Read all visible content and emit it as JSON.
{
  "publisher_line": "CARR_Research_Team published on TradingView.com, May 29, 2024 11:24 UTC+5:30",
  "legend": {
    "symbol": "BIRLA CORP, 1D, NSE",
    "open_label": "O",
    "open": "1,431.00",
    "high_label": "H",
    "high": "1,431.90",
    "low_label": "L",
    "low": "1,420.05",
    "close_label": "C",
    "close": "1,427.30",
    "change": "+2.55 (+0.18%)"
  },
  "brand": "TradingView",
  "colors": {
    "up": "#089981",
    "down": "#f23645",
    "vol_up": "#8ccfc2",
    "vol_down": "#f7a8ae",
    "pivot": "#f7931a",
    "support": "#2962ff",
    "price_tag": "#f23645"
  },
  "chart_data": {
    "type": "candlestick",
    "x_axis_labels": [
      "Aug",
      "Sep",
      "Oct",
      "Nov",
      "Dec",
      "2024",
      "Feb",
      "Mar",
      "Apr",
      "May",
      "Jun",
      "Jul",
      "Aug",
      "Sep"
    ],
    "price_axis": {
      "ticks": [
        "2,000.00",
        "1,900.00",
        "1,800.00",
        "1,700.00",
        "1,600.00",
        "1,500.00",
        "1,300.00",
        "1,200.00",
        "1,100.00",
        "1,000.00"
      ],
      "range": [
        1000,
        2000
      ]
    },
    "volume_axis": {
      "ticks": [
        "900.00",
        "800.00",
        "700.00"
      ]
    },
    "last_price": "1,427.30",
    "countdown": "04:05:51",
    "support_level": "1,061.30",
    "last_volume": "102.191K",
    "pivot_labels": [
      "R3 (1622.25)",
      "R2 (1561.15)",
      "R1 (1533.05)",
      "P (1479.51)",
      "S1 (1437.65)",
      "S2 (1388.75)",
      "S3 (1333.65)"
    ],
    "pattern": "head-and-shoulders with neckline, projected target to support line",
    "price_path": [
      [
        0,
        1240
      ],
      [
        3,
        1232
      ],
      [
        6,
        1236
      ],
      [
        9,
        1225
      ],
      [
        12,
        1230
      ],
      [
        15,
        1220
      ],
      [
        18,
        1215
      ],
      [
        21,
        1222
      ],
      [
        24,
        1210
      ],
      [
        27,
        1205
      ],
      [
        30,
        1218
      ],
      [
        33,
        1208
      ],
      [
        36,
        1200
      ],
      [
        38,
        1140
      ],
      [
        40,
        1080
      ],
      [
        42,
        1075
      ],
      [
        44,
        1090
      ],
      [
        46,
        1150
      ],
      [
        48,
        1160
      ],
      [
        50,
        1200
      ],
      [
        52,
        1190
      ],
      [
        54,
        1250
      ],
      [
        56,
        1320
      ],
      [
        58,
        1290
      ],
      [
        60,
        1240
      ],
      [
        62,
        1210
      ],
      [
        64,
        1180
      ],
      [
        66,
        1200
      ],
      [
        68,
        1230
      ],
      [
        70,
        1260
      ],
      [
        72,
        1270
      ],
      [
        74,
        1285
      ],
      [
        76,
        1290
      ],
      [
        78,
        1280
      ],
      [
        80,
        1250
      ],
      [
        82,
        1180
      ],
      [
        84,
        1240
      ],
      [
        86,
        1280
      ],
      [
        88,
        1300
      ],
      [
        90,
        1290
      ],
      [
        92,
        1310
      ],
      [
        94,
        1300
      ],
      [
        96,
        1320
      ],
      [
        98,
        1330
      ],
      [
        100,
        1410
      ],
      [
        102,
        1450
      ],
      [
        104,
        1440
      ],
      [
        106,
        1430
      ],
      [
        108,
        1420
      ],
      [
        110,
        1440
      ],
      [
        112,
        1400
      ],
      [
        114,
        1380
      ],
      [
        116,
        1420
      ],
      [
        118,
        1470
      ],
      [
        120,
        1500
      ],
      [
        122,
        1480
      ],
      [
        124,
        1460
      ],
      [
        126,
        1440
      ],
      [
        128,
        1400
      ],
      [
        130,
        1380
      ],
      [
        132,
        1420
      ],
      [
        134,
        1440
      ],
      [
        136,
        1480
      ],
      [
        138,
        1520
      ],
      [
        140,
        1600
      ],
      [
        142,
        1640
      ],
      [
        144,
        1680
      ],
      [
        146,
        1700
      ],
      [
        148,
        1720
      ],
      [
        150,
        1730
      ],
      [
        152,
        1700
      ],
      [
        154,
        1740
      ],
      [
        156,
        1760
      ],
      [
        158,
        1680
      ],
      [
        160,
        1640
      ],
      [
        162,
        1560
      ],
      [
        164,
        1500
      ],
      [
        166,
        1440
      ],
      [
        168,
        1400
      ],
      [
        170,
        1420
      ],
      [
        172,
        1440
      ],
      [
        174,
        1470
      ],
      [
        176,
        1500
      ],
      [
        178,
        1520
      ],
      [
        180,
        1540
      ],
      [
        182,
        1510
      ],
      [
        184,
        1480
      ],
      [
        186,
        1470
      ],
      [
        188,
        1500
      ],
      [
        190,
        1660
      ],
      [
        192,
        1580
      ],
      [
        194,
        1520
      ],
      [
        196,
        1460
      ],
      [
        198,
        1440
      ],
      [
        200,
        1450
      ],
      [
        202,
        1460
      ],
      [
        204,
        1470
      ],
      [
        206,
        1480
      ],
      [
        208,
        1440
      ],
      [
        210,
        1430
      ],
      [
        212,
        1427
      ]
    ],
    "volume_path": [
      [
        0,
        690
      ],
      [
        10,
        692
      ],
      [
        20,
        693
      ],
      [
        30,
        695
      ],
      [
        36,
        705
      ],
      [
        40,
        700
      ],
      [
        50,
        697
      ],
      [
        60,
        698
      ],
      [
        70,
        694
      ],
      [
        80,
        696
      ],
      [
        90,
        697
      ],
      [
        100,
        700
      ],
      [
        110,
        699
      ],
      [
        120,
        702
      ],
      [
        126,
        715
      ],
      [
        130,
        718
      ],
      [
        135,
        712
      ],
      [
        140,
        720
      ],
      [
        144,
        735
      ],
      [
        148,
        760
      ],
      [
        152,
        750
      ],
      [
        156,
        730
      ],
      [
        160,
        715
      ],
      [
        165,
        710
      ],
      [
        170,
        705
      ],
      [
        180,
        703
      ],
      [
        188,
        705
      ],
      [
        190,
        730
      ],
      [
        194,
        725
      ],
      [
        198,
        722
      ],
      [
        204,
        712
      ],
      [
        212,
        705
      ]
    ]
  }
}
□ □ □ □ □
- [Exercise requirements]
Each record above should be repeated exactly as it appears.

- [Answer to this task]
Read all visible content and emit it as JSON.
{
  "publisher_line": "CARR_Research_Team published on TradingView.com, May 29, 2024 11:24 UTC+5:30",
  "legend": {
    "symbol": "BIRLA CORP, 1D, NSE",
    "open_label": "O",
    "open": "1,431.00",
    "high_label": "H",
    "high": "1,431.90",
    "low_label": "L",
    "low": "1,420.05",
    "close_label": "C",
    "close": "1,427.30",
    "change": "+2.55 (+0.18%)"
  },
  "brand": "TradingView",
  "colors": {
    "up": "#089981",
    "down": "#f23645",
    "vol_up": "#8ccfc2",
    "vol_down": "#f7a8ae",
    "pivot": "#f7931a",
    "support": "#2962ff",
    "price_tag": "#f23645"
  },
  "chart_data": {
    "type": "candlestick",
    "x_axis_labels": [
      "Aug",
      "Sep",
      "Oct",
      "Nov",
      "Dec",
      "2024",
      "Feb",
      "Mar",
      "Apr",
      "May",
      "Jun",
      "Jul",
      "Aug",
      "Sep"
    ],
    "price_axis": {
      "ticks": [
        "2,000.00",
        "1,900.00",
        "1,800.00",
        "1,700.00",
        "1,600.00",
        "1,500.00",
        "1,300.00",
        "1,200.00",
        "1,100.00",
        "1,000.00"
      ],
      "range": [
        1000,
        2000
      ]
    },
    "volume_axis": {
      "ticks": [
        "900.00",
        "800.00",
        "700.00"
      ]
    },
    "last_price": "1,427.30",
    "countdown": "04:05:51",
    "support_level": "1,061.30",
    "last_volume": "102.191K",
    "pivot_labels": [
      "R3 (1622.25)",
      "R2 (1561.15)",
      "R1 (1533.05)",
      "P (1479.51)",
      "S1 (1437.65)",
      "S2 (1388.75)",
      "S3 (1333.65)"
    ],
    "pattern": "head-and-shoulders with neckline, projected target to support line",
    "price_path": [
      [
        0,
        1240
      ],
      [
        3,
        1232
      ],
      [
        6,
        1236
      ],
      [
        9,
        1225
      ],
      [
        12,
        1230
      ],
      [
        15,
        1220
      ],
      [
        18,
        1215
      ],
      [
        21,
        1222
      ],
      [
        24,
        1210
      ],
      [
        27,
        1205
      ],
      [
        30,
        1218
      ],
      [
        33,
        1208
      ],
      [
        36,
        1200
      ],
      [
        38,
        1140
      ],
      [
        40,
        1080
      ],
      [
        42,
        1075
      ],
      [
        44,
        1090
      ],
      [
        46,
        1150
      ],
      [
        48,
        1160
      ],
      [
        50,
        1200
      ],
      [
        52,
        1190
      ],
      [
        54,
        1250
      ],
      [
        56,
        1320
      ],
      [
        58,
        1290
      ],
      [
        60,
        1240
      ],
      [
        62,
        1210
      ],
      [
        64,
        1180
      ],
      [
        66,
        1200
      ],
      [
        68,
        1230
      ],
      [
        70,
        1260
      ],
      [
        72,
        1270
      ],
      [
        74,
        1285
      ],
      [
        76,
        1290
      ],
      [
        78,
        1280
      ],
      [
        80,
        1250
      ],
      [
        82,
        1180
      ],
      [
        84,
        1240
      ],
      [
        86,
        1280
      ],
      [
        88,
        1300
      ],
      [
        90,
        1290
      ],
      [
        92,
        1310
      ],
      [
        94,
        1300
      ],
      [
        96,
        1320
      ],
      [
        98,
        1330
      ],
      [
        100,
        1410
      ],
      [
        102,
        1450
      ],
      [
        104,
        1440
      ],
      [
        106,
        1430
      ],
      [
        108,
        1420
      ],
      [
        110,
        1440
      ],
      [
        112,
        1400
      ],
      [
        114,
        1380
      ],
      [
        116,
        1420
      ],
      [
        118,
        1470
      ],
      [
        120,
        1500
      ],
      [
        122,
        1480
      ],
      [
        124,
        1460
      ],
      [
        126,
        1440
      ],
      [
        128,
        1400
      ],
      [
        130,
        1380
      ],
      [
        132,
        1420
      ],
      [
        134,
        1440
      ],
      [
        136,
        1480
      ],
      [
        138,
        1520
      ],
      [
        140,
        1600
      ],
      [
        142,
        1640
      ],
      [
        144,
        1680
      ],
      [
        146,
        1700
      ],
      [
        148,
        1720
      ],
      [
        150,
        1730
      ],
      [
        152,
        1700
      ],
      [
        154,
        1740
      ],
      [
        156,
        1760
      ],
      [
        158,
        1680
      ],
      [
        160,
        1640
      ],
      [
        162,
        1560
      ],
      [
        164,
        1500
      ],
      [
        166,
        1440
      ],
      [
        168,
        1400
      ],
      [
        170,
        1420
      ],
      [
        172,
        1440
      ],
      [
        174,
        1470
      ],
      [
        176,
        1500
      ],
      [
        178,
        1520
      ],
      [
        180,
        1540
      ],
      [
        182,
        1510
      ],
      [
        184,
        1480
      ],
      [
        186,
        1470
      ],
      [
        188,
        1500
      ],
      [
        190,
        1660
      ],
      [
        192,
        1580
      ],
      [
        194,
        1520
      ],
      [
        196,
        1460
      ],
      [
        198,
        1440
      ],
      [
        200,
        1450
      ],
      [
        202,
        1460
      ],
      [
        204,
        1470
      ],
      [
        206,
        1480
      ],
      [
        208,
        1440
      ],
      [
        210,
        1430
      ],
      [
        212,
        1427
      ]
    ],
    "volume_path": [
      [
        0,
        690
      ],
      [
        10,
        692
      ],
      [
        20,
        693
      ],
      [
        30,
        695
      ],
      [
        36,
        705
      ],
      [
        40,
        700
      ],
      [
        50,
        697
      ],
      [
        60,
        698
      ],
      [
        70,
        694
      ],
      [
        80,
        696
      ],
      [
        90,
        697
      ],
      [
        100,
        700
      ],
      [
        110,
        699
      ],
      [
        120,
        702
      ],
      [
        126,
        715
      ],
      [
        130,
        718
      ],
      [
        135,
        712
      ],
      [
        140,
        720
      ],
      [
        144,
        735
      ],
      [
        148,
        760
      ],
      [
        152,
        750
      ],
      [
        156,
        730
      ],
      [
        160,
        715
      ],
      [
        165,
        710
      ],
      [
        170,
        705
      ],
      [
        180,
        703
      ],
      [
        188,
        705
      ],
      [
        190,
        730
      ],
      [
        194,
        725
      ],
      [
        198,
        722
      ],
      [
        204,
        712
      ],
      [
        212,
        705
      ]
    ]
  }
}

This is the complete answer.